* _Document text_

· · ·

- Edit (TBD)
Description
Right of
The Last Daze Of Pompeii
, find an obvious, right-facing dihedral that ends at a roof 25' up. Gain this dihedral, negotiating the fallen dead tree however you like, and surmount the roof at a splitter little finger crack. At the horizontal crack (10' above the roof), move left to the right-leaning crack system. Follow this system for 25 to where you could step right on a small ledge to join the
Apocalyptic Lightning Storm
. This is where the ground-up FA was forced to exit. But the originally envisioned, and eventually completed, line goes straight up. At this point, eschew the tempting ledge out right, and head straight up to a very shallow, right-facing flake which, after a couple cruxy moves, leads to a horizontal crack with good gear. Move 6' left on this horizontal to another vertical crack that peters out and leaves you with a couple sets of perplexing moves to get to the anchor.

· · ·

(Layout region records)
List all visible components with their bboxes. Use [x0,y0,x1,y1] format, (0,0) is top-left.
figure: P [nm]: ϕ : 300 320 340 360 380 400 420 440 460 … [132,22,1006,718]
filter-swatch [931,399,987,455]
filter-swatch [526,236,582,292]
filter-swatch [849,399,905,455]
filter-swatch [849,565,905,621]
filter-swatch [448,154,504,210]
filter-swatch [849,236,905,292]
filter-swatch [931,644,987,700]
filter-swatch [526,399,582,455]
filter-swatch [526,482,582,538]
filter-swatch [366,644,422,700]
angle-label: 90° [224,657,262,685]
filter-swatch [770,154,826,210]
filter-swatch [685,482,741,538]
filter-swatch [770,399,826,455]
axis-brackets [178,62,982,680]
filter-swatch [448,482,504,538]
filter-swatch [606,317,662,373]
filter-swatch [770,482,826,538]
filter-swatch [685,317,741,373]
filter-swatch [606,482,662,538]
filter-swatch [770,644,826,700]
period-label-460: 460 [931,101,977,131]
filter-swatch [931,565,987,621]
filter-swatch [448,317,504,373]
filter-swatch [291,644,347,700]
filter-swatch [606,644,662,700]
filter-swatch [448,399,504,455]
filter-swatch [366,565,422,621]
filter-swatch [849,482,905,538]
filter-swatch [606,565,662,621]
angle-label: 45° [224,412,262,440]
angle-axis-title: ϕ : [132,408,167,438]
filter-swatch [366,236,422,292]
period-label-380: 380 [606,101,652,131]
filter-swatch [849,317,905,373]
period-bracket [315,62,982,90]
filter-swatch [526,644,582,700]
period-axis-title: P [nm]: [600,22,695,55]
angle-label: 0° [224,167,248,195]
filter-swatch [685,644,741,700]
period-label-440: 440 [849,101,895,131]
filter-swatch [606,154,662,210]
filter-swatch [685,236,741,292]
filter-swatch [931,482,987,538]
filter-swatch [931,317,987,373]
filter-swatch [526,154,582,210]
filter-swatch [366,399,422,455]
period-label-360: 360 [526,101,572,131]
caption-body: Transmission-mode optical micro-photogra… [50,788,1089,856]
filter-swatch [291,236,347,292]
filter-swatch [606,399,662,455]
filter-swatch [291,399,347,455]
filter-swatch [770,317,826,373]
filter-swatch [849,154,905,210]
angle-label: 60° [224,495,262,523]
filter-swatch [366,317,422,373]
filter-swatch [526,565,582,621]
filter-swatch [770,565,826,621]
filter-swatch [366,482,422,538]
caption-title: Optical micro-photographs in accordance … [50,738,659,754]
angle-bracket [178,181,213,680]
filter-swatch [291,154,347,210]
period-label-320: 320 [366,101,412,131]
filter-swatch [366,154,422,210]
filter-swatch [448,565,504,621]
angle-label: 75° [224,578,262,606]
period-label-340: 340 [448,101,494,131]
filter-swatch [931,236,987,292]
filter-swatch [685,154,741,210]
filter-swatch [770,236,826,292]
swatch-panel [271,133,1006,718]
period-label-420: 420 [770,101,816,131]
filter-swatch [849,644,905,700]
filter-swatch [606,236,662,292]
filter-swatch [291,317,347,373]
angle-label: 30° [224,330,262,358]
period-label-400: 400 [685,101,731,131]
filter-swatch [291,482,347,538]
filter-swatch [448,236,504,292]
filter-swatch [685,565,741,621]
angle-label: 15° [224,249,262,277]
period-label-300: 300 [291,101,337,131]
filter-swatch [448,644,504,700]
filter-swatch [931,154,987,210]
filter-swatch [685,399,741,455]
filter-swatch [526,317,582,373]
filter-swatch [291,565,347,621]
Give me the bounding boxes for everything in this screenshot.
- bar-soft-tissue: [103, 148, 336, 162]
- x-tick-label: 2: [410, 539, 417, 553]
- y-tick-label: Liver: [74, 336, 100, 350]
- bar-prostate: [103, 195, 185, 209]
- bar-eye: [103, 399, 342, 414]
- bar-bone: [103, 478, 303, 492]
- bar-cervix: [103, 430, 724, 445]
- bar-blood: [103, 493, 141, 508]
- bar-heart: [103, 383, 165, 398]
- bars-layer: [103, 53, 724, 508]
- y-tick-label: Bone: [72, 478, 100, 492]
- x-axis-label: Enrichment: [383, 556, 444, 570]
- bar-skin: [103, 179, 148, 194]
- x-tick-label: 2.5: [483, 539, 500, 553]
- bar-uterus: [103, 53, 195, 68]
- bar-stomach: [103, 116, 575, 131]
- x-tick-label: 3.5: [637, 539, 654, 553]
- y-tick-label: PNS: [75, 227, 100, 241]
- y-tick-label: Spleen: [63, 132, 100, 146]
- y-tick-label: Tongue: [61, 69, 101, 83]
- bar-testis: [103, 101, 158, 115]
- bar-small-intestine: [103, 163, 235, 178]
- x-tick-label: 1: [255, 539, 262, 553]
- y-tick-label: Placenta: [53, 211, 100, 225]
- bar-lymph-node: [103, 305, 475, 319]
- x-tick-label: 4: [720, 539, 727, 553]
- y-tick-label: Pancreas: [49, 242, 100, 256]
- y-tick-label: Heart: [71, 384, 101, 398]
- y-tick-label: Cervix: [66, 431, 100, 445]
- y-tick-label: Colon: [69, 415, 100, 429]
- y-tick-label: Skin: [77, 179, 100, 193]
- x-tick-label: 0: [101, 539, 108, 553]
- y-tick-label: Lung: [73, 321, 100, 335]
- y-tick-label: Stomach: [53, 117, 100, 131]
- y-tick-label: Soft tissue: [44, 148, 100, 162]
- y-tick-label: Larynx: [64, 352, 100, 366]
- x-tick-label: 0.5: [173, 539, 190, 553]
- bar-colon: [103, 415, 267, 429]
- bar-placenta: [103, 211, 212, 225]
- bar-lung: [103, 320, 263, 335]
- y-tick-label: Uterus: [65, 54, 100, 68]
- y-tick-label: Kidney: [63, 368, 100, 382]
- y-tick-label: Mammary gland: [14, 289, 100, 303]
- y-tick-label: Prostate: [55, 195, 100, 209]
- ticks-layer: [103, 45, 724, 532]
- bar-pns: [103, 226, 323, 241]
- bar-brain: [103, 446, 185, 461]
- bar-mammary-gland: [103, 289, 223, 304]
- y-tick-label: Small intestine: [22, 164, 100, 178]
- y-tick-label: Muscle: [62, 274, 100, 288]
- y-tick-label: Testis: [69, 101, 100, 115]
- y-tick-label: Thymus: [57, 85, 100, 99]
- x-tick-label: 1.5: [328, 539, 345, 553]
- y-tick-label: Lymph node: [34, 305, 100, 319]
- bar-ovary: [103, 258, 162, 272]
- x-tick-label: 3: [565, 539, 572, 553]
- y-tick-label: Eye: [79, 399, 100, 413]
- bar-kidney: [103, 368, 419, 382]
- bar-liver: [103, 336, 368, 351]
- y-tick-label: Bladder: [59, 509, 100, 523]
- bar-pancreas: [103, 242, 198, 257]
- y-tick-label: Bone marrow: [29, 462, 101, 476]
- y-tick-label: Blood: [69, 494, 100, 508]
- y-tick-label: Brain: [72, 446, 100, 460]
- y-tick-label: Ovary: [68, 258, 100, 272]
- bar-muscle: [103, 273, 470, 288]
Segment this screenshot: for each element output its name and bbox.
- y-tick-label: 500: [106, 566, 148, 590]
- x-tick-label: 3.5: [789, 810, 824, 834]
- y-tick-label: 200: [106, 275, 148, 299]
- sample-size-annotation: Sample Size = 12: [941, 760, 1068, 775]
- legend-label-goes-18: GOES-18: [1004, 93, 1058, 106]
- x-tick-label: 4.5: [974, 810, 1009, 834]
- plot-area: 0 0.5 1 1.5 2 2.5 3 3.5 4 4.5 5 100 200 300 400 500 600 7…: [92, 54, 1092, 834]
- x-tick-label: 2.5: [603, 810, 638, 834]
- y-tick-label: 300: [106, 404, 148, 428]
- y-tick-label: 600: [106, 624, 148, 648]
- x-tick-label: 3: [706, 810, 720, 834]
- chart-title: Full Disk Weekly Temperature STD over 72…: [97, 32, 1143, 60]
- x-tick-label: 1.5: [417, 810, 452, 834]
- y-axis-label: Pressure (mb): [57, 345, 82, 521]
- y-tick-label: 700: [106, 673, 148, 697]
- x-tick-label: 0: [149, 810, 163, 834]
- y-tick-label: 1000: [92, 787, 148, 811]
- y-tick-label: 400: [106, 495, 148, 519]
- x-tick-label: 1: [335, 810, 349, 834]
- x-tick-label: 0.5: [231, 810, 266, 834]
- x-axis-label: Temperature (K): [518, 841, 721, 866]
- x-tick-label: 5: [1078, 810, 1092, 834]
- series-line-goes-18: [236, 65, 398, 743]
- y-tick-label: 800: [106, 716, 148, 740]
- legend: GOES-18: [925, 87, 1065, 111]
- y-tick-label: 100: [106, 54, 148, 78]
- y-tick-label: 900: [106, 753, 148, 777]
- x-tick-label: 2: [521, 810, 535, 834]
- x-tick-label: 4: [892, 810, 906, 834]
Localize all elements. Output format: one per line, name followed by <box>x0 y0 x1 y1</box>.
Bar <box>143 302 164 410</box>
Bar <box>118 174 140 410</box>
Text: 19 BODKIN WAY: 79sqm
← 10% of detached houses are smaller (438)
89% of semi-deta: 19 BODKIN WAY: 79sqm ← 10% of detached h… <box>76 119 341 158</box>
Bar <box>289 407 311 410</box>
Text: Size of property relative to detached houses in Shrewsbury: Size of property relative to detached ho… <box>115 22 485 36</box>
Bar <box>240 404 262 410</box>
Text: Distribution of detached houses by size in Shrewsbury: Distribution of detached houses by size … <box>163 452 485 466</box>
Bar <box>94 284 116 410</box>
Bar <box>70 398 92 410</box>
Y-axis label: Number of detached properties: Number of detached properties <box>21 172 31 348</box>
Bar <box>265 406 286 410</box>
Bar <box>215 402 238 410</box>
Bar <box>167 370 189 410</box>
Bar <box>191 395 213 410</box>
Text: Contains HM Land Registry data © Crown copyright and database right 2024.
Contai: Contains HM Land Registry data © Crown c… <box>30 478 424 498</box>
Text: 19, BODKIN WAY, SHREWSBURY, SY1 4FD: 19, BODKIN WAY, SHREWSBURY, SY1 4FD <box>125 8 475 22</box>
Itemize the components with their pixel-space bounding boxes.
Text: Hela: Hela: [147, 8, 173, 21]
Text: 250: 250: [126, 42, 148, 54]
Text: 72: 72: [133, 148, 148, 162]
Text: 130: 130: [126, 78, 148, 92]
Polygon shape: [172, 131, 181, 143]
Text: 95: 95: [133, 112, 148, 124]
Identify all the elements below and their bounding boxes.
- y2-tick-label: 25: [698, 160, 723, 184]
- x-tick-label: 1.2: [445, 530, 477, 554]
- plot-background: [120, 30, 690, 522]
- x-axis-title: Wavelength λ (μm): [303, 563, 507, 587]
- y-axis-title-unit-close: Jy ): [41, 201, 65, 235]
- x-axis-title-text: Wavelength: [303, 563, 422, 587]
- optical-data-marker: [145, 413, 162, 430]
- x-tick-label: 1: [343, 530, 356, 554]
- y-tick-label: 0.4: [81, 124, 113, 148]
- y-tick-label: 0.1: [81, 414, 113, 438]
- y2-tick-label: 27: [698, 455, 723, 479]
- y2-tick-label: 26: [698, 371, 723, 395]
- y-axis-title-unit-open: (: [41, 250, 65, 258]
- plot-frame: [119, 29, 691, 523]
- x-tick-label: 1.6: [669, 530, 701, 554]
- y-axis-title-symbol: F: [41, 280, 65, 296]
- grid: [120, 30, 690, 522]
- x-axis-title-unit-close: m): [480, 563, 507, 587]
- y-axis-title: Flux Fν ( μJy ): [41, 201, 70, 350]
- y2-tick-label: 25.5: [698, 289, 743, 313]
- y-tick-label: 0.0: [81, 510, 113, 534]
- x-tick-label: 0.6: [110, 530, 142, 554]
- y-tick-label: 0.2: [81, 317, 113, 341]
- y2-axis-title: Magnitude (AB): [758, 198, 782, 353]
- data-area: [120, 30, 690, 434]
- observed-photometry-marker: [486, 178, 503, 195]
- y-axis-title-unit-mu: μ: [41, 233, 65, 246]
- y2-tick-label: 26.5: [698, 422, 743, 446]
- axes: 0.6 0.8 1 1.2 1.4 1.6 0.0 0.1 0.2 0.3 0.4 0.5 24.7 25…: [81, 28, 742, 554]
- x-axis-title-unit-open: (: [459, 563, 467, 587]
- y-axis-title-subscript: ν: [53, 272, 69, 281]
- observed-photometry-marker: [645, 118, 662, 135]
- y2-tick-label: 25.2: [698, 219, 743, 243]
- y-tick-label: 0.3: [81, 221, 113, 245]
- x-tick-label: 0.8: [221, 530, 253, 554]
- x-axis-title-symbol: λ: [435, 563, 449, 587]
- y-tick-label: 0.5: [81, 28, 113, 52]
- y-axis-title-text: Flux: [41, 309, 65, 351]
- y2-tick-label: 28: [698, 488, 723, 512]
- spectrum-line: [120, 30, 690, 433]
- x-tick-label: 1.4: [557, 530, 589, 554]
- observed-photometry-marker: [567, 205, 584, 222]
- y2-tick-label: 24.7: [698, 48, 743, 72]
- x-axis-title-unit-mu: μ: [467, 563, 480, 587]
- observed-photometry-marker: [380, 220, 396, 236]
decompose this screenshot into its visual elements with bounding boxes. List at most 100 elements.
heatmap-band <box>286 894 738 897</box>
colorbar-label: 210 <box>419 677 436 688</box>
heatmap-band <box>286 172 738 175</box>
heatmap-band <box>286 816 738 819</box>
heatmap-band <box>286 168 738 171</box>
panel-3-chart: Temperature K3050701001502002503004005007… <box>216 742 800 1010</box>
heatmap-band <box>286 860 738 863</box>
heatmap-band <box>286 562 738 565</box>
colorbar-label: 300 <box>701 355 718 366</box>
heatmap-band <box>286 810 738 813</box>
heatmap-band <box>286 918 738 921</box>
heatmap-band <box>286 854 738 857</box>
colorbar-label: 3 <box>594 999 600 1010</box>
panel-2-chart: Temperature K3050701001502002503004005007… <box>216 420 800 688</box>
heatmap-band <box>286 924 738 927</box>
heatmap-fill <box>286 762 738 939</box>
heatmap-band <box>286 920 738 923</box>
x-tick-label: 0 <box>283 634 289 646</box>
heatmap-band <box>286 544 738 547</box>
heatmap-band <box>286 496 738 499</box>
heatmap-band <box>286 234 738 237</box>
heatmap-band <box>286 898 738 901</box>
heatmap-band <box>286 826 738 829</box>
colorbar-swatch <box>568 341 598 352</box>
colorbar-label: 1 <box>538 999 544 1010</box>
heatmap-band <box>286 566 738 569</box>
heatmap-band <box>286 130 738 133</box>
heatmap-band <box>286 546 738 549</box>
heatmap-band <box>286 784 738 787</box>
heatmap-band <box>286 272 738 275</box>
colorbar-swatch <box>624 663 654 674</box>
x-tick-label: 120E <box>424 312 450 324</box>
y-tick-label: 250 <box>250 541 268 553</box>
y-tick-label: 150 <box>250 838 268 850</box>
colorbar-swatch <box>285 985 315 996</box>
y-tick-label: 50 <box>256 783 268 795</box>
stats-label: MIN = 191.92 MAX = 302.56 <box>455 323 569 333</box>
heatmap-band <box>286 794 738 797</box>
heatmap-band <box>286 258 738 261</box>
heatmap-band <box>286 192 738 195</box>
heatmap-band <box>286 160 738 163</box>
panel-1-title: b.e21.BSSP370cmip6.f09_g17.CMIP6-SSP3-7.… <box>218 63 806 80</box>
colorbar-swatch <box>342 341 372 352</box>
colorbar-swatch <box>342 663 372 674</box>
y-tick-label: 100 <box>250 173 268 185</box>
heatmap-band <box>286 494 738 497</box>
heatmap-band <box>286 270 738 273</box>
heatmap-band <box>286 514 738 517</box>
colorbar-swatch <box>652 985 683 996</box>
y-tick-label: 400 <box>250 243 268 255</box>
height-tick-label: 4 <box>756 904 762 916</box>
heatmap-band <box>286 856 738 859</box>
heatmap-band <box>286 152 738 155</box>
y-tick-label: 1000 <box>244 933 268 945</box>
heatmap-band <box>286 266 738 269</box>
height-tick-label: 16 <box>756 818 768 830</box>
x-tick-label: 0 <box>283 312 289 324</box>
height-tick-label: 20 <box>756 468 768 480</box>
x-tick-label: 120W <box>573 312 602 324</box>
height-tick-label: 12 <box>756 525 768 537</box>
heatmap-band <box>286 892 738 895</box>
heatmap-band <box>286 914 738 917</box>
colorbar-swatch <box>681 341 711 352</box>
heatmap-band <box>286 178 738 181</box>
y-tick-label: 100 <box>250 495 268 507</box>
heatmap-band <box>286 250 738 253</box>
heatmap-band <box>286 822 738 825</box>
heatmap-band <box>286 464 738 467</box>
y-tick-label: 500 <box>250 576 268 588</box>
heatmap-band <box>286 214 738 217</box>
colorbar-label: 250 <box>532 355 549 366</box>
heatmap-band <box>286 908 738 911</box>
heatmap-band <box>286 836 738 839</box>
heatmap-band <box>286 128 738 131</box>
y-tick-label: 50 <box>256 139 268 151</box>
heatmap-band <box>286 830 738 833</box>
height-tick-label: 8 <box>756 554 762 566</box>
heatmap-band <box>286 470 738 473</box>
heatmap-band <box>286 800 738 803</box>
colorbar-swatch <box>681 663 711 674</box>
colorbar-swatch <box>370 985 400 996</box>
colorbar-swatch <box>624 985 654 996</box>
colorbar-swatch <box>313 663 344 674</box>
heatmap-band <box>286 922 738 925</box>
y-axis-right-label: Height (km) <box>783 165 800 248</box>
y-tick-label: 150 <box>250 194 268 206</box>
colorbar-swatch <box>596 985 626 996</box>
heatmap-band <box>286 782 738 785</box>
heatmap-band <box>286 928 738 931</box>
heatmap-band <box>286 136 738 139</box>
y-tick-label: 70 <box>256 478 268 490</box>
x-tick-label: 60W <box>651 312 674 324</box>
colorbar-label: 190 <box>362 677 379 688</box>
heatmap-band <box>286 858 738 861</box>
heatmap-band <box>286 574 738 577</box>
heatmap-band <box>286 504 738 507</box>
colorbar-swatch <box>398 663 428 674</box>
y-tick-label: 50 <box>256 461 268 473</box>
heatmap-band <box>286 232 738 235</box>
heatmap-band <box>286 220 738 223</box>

· · ·

* _Challenge_
Could you write the next part of the climbing route description, picking up right after its last sentence?

* _Response to the task_
On the proud ground-up effort, Nate bailed right into
Apocalyptic Lightning Storm
. Only after toprope rehearsal did I successfully lead the originally envisioned line on 8-9-08. So, this line could certainly be considered a headpoint.
Location
To the right of
The Last Daze Of Pompeii
is a right-facing corner capped by a small roof 25 off the ground. The start is somewhat guarded by a fallen dead tree.
Protection
Standard rack, including RPs and offset nuts, up to hand-sized cams. The key piece before the crux runout was an offset nut (brassie) for me.
Two-bolt lower-off anchor.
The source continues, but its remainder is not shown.